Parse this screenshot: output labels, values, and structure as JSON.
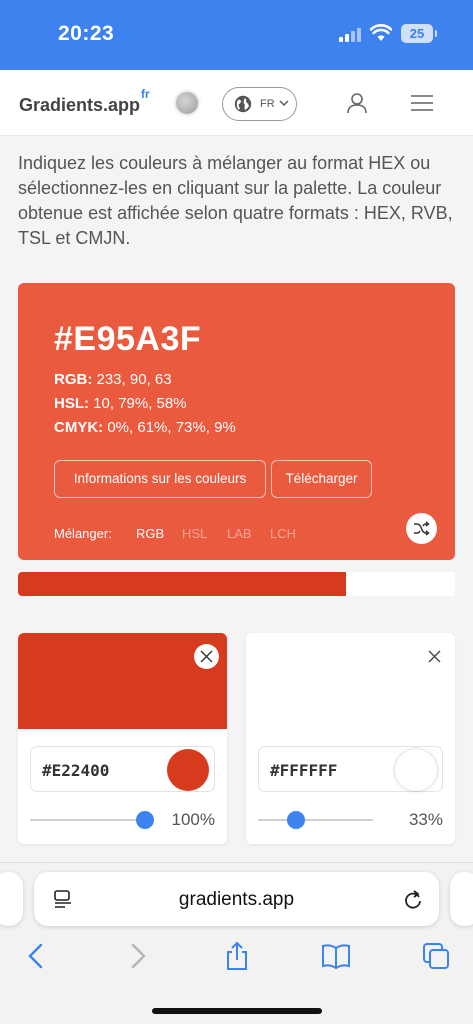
{
  "status_bar": {
    "time": "20:23",
    "battery": "25"
  },
  "header": {
    "logo": "Gradients.app",
    "logo_sup": "fr",
    "language": "FR"
  },
  "intro_text": "Indiquez les couleurs à mélanger au format HEX ou sélectionnez-les en cliquant sur la palette. La couleur obtenue est affichée selon quatre formats : HEX, RVB, TSL et CMJN.",
  "result": {
    "hex": "#E95A3F",
    "color": "#e95a3f",
    "rgb_label": "RGB:",
    "rgb_value": "233, 90, 63",
    "hsl_label": "HSL:",
    "hsl_value": "10, 79%, 58%",
    "cmyk_label": "CMYK:",
    "cmyk_value": "0%, 61%, 73%, 9%",
    "info_button": "Informations sur les couleurs",
    "download_button": "Télécharger",
    "mix_label": "Mélanger:",
    "mix_options": [
      "RGB",
      "HSL",
      "LAB",
      "LCH"
    ],
    "mix_active": "RGB"
  },
  "mix_bar": {
    "fill_fraction": 0.75,
    "color": "#d63b1e"
  },
  "colors": [
    {
      "hex": "#E22400",
      "swatch": "#d63b1e",
      "percent": "100%",
      "slider_fraction": 1.0
    },
    {
      "hex": "#FFFFFF",
      "swatch": "#ffffff",
      "percent": "33%",
      "slider_fraction": 0.33
    }
  ],
  "browser": {
    "url": "gradients.app"
  },
  "accent_color": "#3d82ee"
}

*WHAT THE TASK REQUIRES*
Keep the pictures out and write out the records exactly.

*SOLUTION TO THE EXERCISE*
Parse this screenshot: output labels, values, and structure as JSON.
{
  "status_bar": {
    "time": "20:23",
    "battery": "25"
  },
  "header": {
    "logo": "Gradients.app",
    "logo_sup": "fr",
    "language": "FR"
  },
  "intro_text": "Indiquez les couleurs à mélanger au format HEX ou sélectionnez-les en cliquant sur la palette. La couleur obtenue est affichée selon quatre formats : HEX, RVB, TSL et CMJN.",
  "result": {
    "hex": "#E95A3F",
    "color": "#e95a3f",
    "rgb_label": "RGB:",
    "rgb_value": "233, 90, 63",
    "hsl_label": "HSL:",
    "hsl_value": "10, 79%, 58%",
    "cmyk_label": "CMYK:",
    "cmyk_value": "0%, 61%, 73%, 9%",
    "info_button": "Informations sur les couleurs",
    "download_button": "Télécharger",
    "mix_label": "Mélanger:",
    "mix_options": [
      "RGB",
      "HSL",
      "LAB",
      "LCH"
    ],
    "mix_active": "RGB"
  },
  "mix_bar": {
    "fill_fraction": 0.75,
    "color": "#d63b1e"
  },
  "colors": [
    {
      "hex": "#E22400",
      "swatch": "#d63b1e",
      "percent": "100%",
      "slider_fraction": 1.0
    },
    {
      "hex": "#FFFFFF",
      "swatch": "#ffffff",
      "percent": "33%",
      "slider_fraction": 0.33
    }
  ],
  "browser": {
    "url": "gradients.app"
  },
  "accent_color": "#3d82ee"
}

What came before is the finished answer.